| DIRECTIONS |
Each record is to be transcribed exactly.

| PROVIDED INFORMATION |
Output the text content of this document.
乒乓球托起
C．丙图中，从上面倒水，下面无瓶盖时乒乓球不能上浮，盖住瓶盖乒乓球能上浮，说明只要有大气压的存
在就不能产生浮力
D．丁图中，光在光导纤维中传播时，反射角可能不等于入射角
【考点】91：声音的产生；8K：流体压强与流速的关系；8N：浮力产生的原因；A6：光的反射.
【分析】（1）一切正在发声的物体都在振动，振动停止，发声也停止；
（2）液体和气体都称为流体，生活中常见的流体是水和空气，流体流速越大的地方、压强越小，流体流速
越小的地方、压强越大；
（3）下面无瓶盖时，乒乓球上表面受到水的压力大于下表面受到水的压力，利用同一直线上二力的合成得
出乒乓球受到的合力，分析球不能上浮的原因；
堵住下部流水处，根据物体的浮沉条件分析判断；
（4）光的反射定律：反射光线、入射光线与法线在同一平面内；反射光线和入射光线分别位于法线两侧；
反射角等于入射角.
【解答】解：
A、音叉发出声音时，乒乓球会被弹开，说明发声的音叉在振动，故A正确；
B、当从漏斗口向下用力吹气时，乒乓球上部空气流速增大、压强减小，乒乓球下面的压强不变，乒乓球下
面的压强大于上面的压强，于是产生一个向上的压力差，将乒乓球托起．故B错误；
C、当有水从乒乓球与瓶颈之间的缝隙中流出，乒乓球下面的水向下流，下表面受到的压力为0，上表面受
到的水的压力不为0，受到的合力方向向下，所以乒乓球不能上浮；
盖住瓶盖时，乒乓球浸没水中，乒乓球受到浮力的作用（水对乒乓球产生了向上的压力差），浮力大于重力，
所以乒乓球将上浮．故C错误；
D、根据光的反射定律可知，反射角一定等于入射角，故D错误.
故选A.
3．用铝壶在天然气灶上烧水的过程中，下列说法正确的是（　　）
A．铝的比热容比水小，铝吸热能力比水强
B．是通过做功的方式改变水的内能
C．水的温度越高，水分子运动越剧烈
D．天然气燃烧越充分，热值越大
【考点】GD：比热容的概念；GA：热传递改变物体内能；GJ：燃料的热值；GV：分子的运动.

| SOLUTION TO THE PROBLEM |
Output the text content of this document.
乒乓球托起
C．丙图中，从上面倒水，下面无瓶盖时乒乓球不能上浮，盖住瓶盖乒乓球能上浮，说明只要有大气压的存
在就不能产生浮力
D．丁图中，光在光导纤维中传播时，反射角可能不等于入射角
【考点】91：声音的产生；8K：流体压强与流速的关系；8N：浮力产生的原因；A6：光的反射.
【分析】（1）一切正在发声的物体都在振动，振动停止，发声也停止；
（2）液体和气体都称为流体，生活中常见的流体是水和空气，流体流速越大的地方、压强越小，流体流速
越小的地方、压强越大；
（3）下面无瓶盖时，乒乓球上表面受到水的压力大于下表面受到水的压力，利用同一直线上二力的合成得
出乒乓球受到的合力，分析球不能上浮的原因；
堵住下部流水处，根据物体的浮沉条件分析判断；
（4）光的反射定律：反射光线、入射光线与法线在同一平面内；反射光线和入射光线分别位于法线两侧；
反射角等于入射角.
【解答】解：
A、音叉发出声音时，乒乓球会被弹开，说明发声的音叉在振动，故A正确；
B、当从漏斗口向下用力吹气时，乒乓球上部空气流速增大、压强减小，乒乓球下面的压强不变，乒乓球下
面的压强大于上面的压强，于是产生一个向上的压力差，将乒乓球托起．故B错误；
C、当有水从乒乓球与瓶颈之间的缝隙中流出，乒乓球下面的水向下流，下表面受到的压力为0，上表面受
到的水的压力不为0，受到的合力方向向下，所以乒乓球不能上浮；
盖住瓶盖时，乒乓球浸没水中，乒乓球受到浮力的作用（水对乒乓球产生了向上的压力差），浮力大于重力，
所以乒乓球将上浮．故C错误；
D、根据光的反射定律可知，反射角一定等于入射角，故D错误.
故选A.
3．用铝壶在天然气灶上烧水的过程中，下列说法正确的是（　　）
A．铝的比热容比水小，铝吸热能力比水强
B．是通过做功的方式改变水的内能
C．水的温度越高，水分子运动越剧烈
D．天然气燃烧越充分，热值越大
【考点】GD：比热容的概念；GA：热传递改变物体内能；GJ：燃料的热值；GV：分子的运动.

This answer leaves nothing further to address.